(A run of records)
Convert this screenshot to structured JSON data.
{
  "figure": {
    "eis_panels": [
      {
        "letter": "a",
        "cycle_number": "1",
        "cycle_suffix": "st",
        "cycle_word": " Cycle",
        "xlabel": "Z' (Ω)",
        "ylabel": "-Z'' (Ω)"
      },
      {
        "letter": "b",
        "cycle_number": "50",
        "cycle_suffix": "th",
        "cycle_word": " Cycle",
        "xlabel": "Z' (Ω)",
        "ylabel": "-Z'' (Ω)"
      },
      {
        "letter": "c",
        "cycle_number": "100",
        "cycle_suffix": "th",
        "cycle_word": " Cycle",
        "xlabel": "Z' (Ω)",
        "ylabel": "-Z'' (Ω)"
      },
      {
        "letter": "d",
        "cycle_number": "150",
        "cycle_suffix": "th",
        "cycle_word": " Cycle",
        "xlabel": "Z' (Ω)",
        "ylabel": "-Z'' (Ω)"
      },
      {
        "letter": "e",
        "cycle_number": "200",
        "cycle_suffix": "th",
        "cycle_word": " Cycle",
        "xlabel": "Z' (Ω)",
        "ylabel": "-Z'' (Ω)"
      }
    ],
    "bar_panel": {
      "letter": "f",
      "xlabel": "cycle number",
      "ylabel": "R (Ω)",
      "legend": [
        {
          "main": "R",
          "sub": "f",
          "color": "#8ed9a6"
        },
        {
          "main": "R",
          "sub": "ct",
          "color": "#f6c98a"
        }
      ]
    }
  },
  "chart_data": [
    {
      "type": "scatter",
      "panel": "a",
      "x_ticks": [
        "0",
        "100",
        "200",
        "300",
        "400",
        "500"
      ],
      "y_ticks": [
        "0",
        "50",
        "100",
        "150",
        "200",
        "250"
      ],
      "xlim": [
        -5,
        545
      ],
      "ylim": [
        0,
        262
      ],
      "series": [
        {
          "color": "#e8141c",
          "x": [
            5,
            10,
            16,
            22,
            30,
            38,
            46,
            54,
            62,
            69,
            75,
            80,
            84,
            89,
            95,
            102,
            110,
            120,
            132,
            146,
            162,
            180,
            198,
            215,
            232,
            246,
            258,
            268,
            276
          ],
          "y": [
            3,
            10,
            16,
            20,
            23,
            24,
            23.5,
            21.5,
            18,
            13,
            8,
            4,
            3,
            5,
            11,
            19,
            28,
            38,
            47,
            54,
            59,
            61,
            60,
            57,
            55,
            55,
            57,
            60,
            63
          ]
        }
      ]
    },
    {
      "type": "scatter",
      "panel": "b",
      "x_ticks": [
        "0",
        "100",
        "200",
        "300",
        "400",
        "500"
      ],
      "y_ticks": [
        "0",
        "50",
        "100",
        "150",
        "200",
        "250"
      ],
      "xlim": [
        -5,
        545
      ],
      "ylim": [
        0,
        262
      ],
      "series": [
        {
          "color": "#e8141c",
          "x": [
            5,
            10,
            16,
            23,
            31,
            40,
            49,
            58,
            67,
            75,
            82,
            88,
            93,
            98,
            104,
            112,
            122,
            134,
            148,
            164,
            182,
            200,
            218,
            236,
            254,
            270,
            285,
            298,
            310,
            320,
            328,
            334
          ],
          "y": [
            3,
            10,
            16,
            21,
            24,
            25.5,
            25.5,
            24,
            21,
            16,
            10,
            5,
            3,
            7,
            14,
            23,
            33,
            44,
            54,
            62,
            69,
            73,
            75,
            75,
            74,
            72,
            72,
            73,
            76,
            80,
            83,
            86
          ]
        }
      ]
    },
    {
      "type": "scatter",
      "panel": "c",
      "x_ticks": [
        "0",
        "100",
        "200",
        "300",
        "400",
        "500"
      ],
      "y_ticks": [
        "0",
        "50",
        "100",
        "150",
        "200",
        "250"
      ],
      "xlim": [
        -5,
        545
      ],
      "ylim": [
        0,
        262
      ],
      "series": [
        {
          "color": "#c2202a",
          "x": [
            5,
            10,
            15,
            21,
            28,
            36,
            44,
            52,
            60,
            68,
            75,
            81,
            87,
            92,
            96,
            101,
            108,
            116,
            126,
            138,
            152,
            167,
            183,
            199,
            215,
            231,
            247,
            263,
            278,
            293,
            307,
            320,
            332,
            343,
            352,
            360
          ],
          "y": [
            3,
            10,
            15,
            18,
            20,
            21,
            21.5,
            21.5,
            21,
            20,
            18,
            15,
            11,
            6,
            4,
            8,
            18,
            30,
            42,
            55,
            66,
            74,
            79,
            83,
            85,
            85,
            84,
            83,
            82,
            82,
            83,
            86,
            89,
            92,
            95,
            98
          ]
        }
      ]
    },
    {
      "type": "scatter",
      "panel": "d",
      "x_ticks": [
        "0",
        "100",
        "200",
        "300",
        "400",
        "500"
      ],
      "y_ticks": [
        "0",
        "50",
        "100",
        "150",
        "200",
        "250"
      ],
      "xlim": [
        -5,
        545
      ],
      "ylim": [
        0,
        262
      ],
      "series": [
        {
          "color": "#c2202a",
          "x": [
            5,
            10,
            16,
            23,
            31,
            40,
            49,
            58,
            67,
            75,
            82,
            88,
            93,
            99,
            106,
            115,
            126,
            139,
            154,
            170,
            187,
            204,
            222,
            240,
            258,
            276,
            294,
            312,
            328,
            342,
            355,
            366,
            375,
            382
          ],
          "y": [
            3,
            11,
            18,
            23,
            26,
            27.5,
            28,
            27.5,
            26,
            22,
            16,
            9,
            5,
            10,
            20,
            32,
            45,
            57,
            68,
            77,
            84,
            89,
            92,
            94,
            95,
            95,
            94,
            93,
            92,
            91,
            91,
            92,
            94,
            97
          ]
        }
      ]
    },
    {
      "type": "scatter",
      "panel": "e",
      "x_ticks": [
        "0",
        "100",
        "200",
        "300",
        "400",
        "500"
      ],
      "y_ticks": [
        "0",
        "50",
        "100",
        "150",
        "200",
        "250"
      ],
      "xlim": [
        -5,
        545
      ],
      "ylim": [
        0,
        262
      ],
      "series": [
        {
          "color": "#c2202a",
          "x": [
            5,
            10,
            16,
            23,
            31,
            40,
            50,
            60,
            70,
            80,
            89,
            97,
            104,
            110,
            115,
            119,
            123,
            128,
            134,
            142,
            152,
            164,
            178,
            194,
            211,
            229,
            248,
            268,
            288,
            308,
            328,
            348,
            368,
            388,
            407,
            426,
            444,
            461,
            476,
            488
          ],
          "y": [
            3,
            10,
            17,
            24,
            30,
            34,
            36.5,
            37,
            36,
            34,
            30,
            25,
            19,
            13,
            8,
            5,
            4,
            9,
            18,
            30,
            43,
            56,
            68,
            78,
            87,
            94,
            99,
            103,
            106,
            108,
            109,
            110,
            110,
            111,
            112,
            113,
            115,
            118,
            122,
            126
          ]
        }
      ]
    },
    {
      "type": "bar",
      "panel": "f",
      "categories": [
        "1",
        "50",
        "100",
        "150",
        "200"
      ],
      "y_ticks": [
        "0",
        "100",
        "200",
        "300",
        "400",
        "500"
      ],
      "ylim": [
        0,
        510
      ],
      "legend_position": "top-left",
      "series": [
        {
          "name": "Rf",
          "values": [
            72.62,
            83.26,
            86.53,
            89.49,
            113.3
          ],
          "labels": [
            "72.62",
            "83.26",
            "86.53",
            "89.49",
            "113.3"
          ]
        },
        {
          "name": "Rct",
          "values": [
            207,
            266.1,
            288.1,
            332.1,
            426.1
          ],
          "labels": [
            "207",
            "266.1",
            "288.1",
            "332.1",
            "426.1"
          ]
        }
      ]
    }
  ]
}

- Brief
Write out every entry above, word for word.

- Reply
Convert this screenshot to structured JSON data.
{
  "figure": {
    "eis_panels": [
      {
        "letter": "a",
        "cycle_number": "1",
        "cycle_suffix": "st",
        "cycle_word": " Cycle",
        "xlabel": "Z' (Ω)",
        "ylabel": "-Z'' (Ω)"
      },
      {
        "letter": "b",
        "cycle_number": "50",
        "cycle_suffix": "th",
        "cycle_word": " Cycle",
        "xlabel": "Z' (Ω)",
        "ylabel": "-Z'' (Ω)"
      },
      {
        "letter": "c",
        "cycle_number": "100",
        "cycle_suffix": "th",
        "cycle_word": " Cycle",
        "xlabel": "Z' (Ω)",
        "ylabel": "-Z'' (Ω)"
      },
      {
        "letter": "d",
        "cycle_number": "150",
        "cycle_suffix": "th",
        "cycle_word": " Cycle",
        "xlabel": "Z' (Ω)",
        "ylabel": "-Z'' (Ω)"
      },
      {
        "letter": "e",
        "cycle_number": "200",
        "cycle_suffix": "th",
        "cycle_word": " Cycle",
        "xlabel": "Z' (Ω)",
        "ylabel": "-Z'' (Ω)"
      }
    ],
    "bar_panel": {
      "letter": "f",
      "xlabel": "cycle number",
      "ylabel": "R (Ω)",
      "legend": [
        {
          "main": "R",
          "sub": "f",
          "color": "#8ed9a6"
        },
        {
          "main": "R",
          "sub": "ct",
          "color": "#f6c98a"
        }
      ]
    }
  },
  "chart_data": [
    {
      "type": "scatter",
      "panel": "a",
      "x_ticks": [
        "0",
        "100",
        "200",
        "300",
        "400",
        "500"
      ],
      "y_ticks": [
        "0",
        "50",
        "100",
        "150",
        "200",
        "250"
      ],
      "xlim": [
        -5,
        545
      ],
      "ylim": [
        0,
        262
      ],
      "series": [
        {
          "color": "#e8141c",
          "x": [
            5,
            10,
            16,
            22,
            30,
            38,
            46,
            54,
            62,
            69,
            75,
            80,
            84,
            89,
            95,
            102,
            110,
            120,
            132,
            146,
            162,
            180,
            198,
            215,
            232,
            246,
            258,
            268,
            276
          ],
          "y": [
            3,
            10,
            16,
            20,
            23,
            24,
            23.5,
            21.5,
            18,
            13,
            8,
            4,
            3,
            5,
            11,
            19,
            28,
            38,
            47,
            54,
            59,
            61,
            60,
            57,
            55,
            55,
            57,
            60,
            63
          ]
        }
      ]
    },
    {
      "type": "scatter",
      "panel": "b",
      "x_ticks": [
        "0",
        "100",
        "200",
        "300",
        "400",
        "500"
      ],
      "y_ticks": [
        "0",
        "50",
        "100",
        "150",
        "200",
        "250"
      ],
      "xlim": [
        -5,
        545
      ],
      "ylim": [
        0,
        262
      ],
      "series": [
        {
          "color": "#e8141c",
          "x": [
            5,
            10,
            16,
            23,
            31,
            40,
            49,
            58,
            67,
            75,
            82,
            88,
            93,
            98,
            104,
            112,
            122,
            134,
            148,
            164,
            182,
            200,
            218,
            236,
            254,
            270,
            285,
            298,
            310,
            320,
            328,
            334
          ],
          "y": [
            3,
            10,
            16,
            21,
            24,
            25.5,
            25.5,
            24,
            21,
            16,
            10,
            5,
            3,
            7,
            14,
            23,
            33,
            44,
            54,
            62,
            69,
            73,
            75,
            75,
            74,
            72,
            72,
            73,
            76,
            80,
            83,
            86
          ]
        }
      ]
    },
    {
      "type": "scatter",
      "panel": "c",
      "x_ticks": [
        "0",
        "100",
        "200",
        "300",
        "400",
        "500"
      ],
      "y_ticks": [
        "0",
        "50",
        "100",
        "150",
        "200",
        "250"
      ],
      "xlim": [
        -5,
        545
      ],
      "ylim": [
        0,
        262
      ],
      "series": [
        {
          "color": "#c2202a",
          "x": [
            5,
            10,
            15,
            21,
            28,
            36,
            44,
            52,
            60,
            68,
            75,
            81,
            87,
            92,
            96,
            101,
            108,
            116,
            126,
            138,
            152,
            167,
            183,
            199,
            215,
            231,
            247,
            263,
            278,
            293,
            307,
            320,
            332,
            343,
            352,
            360
          ],
          "y": [
            3,
            10,
            15,
            18,
            20,
            21,
            21.5,
            21.5,
            21,
            20,
            18,
            15,
            11,
            6,
            4,
            8,
            18,
            30,
            42,
            55,
            66,
            74,
            79,
            83,
            85,
            85,
            84,
            83,
            82,
            82,
            83,
            86,
            89,
            92,
            95,
            98
          ]
        }
      ]
    },
    {
      "type": "scatter",
      "panel": "d",
      "x_ticks": [
        "0",
        "100",
        "200",
        "300",
        "400",
        "500"
      ],
      "y_ticks": [
        "0",
        "50",
        "100",
        "150",
        "200",
        "250"
      ],
      "xlim": [
        -5,
        545
      ],
      "ylim": [
        0,
        262
      ],
      "series": [
        {
          "color": "#c2202a",
          "x": [
            5,
            10,
            16,
            23,
            31,
            40,
            49,
            58,
            67,
            75,
            82,
            88,
            93,
            99,
            106,
            115,
            126,
            139,
            154,
            170,
            187,
            204,
            222,
            240,
            258,
            276,
            294,
            312,
            328,
            342,
            355,
            366,
            375,
            382
          ],
          "y": [
            3,
            11,
            18,
            23,
            26,
            27.5,
            28,
            27.5,
            26,
            22,
            16,
            9,
            5,
            10,
            20,
            32,
            45,
            57,
            68,
            77,
            84,
            89,
            92,
            94,
            95,
            95,
            94,
            93,
            92,
            91,
            91,
            92,
            94,
            97
          ]
        }
      ]
    },
    {
      "type": "scatter",
      "panel": "e",
      "x_ticks": [
        "0",
        "100",
        "200",
        "300",
        "400",
        "500"
      ],
      "y_ticks": [
        "0",
        "50",
        "100",
        "150",
        "200",
        "250"
      ],
      "xlim": [
        -5,
        545
      ],
      "ylim": [
        0,
        262
      ],
      "series": [
        {
          "color": "#c2202a",
          "x": [
            5,
            10,
            16,
            23,
            31,
            40,
            50,
            60,
            70,
            80,
            89,
            97,
            104,
            110,
            115,
            119,
            123,
            128,
            134,
            142,
            152,
            164,
            178,
            194,
            211,
            229,
            248,
            268,
            288,
            308,
            328,
            348,
            368,
            388,
            407,
            426,
            444,
            461,
            476,
            488
          ],
          "y": [
            3,
            10,
            17,
            24,
            30,
            34,
            36.5,
            37,
            36,
            34,
            30,
            25,
            19,
            13,
            8,
            5,
            4,
            9,
            18,
            30,
            43,
            56,
            68,
            78,
            87,
            94,
            99,
            103,
            106,
            108,
            109,
            110,
            110,
            111,
            112,
            113,
            115,
            118,
            122,
            126
          ]
        }
      ]
    },
    {
      "type": "bar",
      "panel": "f",
      "categories": [
        "1",
        "50",
        "100",
        "150",
        "200"
      ],
      "y_ticks": [
        "0",
        "100",
        "200",
        "300",
        "400",
        "500"
      ],
      "ylim": [
        0,
        510
      ],
      "legend_position": "top-left",
      "series": [
        {
          "name": "Rf",
          "values": [
            72.62,
            83.26,
            86.53,
            89.49,
            113.3
          ],
          "labels": [
            "72.62",
            "83.26",
            "86.53",
            "89.49",
            "113.3"
          ]
        },
        {
          "name": "Rct",
          "values": [
            207,
            266.1,
            288.1,
            332.1,
            426.1
          ],
          "labels": [
            "207",
            "266.1",
            "288.1",
            "332.1",
            "426.1"
          ]
        }
      ]
    }
  ]
}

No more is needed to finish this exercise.